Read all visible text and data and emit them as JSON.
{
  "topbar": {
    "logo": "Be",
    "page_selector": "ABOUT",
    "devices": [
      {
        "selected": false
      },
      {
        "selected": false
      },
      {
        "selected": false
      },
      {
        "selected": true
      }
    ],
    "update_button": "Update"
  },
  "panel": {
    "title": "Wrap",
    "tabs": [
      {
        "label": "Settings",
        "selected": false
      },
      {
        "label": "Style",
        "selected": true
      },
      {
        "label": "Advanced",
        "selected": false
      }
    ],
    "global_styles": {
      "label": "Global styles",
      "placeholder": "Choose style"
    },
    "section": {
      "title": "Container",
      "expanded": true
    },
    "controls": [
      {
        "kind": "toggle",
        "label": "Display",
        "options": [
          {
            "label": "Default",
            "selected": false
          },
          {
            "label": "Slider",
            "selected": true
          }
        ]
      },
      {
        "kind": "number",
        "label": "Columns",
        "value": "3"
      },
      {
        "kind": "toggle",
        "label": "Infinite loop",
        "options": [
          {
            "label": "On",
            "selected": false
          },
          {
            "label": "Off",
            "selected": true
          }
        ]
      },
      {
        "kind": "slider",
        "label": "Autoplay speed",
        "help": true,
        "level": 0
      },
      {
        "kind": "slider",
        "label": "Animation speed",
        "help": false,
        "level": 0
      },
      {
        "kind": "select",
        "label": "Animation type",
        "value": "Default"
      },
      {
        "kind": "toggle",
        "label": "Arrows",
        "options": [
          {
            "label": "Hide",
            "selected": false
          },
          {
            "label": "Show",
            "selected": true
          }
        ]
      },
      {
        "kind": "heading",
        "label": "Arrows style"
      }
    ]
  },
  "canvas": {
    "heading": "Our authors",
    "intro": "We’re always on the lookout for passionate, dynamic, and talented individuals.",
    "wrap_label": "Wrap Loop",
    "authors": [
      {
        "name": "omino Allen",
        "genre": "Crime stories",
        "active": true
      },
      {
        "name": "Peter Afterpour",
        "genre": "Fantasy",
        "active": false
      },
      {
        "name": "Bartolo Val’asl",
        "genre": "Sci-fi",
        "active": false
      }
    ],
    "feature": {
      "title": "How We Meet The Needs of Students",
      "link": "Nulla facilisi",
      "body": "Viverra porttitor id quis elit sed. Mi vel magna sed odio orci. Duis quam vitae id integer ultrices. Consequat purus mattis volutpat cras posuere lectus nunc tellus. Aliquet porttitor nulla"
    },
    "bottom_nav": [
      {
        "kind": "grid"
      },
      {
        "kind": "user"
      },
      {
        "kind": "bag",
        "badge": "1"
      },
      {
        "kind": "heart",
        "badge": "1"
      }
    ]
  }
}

* * *

### Short task
Every line that holds the word "name" should be extracted.

### Answer for this exercise
        "name": "omino Allen",
        "name": "Peter Afterpour",
        "name": "Bartolo Val’asl",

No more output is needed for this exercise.